Aim of the task:
Check each line below for the word "style", and copy those that have it.

Data items:
--- Start ---
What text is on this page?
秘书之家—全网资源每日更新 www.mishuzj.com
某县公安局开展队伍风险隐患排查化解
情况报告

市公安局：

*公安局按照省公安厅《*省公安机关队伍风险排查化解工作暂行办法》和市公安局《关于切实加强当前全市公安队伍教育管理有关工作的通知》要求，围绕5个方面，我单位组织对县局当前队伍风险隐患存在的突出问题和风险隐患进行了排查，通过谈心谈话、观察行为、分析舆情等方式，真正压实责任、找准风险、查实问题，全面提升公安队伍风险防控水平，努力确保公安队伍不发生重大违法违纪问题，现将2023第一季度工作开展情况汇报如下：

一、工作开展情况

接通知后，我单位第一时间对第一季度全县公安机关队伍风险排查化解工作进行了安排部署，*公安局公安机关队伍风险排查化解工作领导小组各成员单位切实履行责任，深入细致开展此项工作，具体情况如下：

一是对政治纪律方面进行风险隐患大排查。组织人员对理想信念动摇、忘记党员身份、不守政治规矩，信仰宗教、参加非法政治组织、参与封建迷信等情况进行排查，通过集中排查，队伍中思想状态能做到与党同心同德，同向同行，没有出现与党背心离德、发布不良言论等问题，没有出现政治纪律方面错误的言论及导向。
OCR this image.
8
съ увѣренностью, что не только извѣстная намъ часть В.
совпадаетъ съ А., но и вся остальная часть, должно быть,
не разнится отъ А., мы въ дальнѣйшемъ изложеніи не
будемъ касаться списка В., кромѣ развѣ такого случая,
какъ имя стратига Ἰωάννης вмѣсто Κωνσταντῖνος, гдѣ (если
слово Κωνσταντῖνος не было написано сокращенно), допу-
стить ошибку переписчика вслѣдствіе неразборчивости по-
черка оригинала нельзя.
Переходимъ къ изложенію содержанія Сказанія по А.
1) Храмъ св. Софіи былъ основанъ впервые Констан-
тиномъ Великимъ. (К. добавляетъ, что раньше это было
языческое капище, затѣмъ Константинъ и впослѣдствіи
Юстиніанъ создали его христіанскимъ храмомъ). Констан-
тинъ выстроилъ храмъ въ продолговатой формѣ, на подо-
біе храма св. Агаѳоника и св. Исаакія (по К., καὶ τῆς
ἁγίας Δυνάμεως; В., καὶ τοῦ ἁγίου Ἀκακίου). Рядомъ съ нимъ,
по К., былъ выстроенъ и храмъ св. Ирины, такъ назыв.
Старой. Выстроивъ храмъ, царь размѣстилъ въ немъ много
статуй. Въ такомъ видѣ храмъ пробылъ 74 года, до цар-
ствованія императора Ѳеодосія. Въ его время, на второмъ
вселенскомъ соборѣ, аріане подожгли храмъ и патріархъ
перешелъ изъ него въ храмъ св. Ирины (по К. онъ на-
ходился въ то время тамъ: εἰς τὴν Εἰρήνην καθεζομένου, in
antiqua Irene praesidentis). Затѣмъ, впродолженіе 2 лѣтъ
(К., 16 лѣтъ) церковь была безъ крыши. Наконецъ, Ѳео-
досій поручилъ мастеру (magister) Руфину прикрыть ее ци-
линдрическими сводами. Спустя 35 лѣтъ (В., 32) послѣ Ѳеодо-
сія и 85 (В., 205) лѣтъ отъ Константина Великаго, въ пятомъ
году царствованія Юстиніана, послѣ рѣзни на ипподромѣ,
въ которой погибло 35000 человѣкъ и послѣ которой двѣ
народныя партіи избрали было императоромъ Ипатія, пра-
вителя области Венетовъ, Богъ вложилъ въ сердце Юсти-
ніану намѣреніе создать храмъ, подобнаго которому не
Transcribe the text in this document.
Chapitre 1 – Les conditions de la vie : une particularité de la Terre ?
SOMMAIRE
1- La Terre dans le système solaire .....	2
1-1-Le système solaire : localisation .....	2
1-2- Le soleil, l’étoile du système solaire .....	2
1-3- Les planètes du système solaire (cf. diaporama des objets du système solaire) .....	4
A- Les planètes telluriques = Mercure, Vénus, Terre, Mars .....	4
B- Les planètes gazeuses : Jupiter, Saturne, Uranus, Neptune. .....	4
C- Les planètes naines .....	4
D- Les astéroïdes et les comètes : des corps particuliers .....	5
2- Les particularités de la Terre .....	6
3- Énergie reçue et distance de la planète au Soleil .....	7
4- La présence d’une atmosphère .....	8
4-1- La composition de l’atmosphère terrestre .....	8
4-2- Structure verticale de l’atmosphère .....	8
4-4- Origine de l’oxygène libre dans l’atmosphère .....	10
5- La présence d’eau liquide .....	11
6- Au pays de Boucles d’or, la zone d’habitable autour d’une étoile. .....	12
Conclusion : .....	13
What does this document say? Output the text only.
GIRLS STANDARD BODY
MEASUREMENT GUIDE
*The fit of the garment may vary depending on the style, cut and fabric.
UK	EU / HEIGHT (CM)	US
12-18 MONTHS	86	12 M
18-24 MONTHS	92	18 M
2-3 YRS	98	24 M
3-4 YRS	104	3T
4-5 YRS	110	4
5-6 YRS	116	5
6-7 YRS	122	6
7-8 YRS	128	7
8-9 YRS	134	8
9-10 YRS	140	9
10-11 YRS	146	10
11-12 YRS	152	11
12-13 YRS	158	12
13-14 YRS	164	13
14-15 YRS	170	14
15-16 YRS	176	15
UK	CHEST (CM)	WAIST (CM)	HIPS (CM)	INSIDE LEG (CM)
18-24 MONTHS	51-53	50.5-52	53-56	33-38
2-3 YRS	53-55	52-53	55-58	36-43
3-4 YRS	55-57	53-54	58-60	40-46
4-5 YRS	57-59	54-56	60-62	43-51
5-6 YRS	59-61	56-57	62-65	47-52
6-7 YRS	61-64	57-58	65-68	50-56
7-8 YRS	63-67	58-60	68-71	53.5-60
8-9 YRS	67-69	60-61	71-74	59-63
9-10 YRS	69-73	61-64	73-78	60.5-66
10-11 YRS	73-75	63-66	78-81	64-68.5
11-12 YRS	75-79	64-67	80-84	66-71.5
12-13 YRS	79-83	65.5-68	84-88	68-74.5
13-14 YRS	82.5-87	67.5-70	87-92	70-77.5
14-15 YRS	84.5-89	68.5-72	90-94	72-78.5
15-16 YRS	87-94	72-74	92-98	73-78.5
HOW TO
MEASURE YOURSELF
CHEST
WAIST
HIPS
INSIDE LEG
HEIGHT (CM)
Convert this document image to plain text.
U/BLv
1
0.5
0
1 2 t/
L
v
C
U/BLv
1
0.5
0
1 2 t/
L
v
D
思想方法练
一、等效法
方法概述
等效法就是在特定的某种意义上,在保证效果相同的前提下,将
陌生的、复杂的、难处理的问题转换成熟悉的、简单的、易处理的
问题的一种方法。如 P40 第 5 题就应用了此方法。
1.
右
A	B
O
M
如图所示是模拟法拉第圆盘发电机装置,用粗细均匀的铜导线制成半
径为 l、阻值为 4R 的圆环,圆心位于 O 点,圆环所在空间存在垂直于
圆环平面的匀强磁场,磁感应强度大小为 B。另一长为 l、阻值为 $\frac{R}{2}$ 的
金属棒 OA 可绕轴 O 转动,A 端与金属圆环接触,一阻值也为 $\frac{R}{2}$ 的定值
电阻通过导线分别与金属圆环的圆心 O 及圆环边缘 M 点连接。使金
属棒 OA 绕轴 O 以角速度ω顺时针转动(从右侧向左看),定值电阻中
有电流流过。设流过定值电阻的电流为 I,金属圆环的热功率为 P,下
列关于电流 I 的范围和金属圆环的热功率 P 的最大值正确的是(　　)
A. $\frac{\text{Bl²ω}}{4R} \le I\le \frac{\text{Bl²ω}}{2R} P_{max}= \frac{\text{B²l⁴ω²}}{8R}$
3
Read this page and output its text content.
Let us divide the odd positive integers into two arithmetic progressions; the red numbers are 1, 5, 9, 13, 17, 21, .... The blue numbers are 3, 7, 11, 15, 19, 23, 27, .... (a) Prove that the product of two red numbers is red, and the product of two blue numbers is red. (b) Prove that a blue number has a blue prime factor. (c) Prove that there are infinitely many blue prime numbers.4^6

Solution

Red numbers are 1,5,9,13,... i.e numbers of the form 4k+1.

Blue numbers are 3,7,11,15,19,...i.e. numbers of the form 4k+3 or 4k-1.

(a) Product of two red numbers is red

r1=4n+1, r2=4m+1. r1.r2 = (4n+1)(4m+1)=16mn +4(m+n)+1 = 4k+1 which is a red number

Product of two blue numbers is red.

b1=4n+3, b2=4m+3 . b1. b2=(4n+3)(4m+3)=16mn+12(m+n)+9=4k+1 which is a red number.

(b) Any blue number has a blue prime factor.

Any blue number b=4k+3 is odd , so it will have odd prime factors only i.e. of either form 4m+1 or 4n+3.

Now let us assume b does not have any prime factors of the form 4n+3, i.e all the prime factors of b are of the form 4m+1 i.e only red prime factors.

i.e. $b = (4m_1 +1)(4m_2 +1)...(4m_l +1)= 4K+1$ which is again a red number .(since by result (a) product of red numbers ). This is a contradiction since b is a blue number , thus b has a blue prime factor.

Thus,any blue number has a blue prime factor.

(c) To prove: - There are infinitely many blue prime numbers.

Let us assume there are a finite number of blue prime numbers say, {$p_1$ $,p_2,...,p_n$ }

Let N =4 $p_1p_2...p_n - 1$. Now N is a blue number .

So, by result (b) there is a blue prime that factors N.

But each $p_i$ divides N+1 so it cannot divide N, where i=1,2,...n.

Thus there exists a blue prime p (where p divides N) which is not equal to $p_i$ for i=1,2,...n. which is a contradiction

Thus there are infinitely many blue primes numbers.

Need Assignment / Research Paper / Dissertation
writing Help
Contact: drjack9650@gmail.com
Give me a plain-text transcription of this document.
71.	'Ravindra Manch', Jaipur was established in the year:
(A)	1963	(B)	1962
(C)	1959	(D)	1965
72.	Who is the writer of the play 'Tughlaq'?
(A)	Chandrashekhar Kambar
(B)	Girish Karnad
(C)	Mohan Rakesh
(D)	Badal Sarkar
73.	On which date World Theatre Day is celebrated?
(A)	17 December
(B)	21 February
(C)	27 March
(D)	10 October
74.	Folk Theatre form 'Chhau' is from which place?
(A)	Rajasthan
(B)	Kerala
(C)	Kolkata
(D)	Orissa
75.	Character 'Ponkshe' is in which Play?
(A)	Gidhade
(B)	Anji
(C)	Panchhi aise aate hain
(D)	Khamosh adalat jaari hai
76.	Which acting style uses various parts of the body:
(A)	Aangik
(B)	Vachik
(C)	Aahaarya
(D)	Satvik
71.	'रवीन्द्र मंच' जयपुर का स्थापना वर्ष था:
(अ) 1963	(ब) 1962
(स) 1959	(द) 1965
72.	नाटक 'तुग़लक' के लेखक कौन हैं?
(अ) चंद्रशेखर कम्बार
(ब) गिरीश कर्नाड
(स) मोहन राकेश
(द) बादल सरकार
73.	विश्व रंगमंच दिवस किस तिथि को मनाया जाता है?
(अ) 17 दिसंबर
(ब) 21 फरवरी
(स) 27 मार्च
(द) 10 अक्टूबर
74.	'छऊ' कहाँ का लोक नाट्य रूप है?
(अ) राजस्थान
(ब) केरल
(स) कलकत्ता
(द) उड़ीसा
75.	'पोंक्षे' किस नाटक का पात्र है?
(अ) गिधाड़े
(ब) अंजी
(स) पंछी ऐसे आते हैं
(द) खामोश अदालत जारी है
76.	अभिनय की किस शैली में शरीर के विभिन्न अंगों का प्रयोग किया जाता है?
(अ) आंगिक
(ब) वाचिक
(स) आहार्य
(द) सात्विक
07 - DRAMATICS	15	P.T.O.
--- End ---
Final answer:
*The fit of the garment may vary depending on the style, cut and fabric.
76.	Which acting style uses various parts of the body:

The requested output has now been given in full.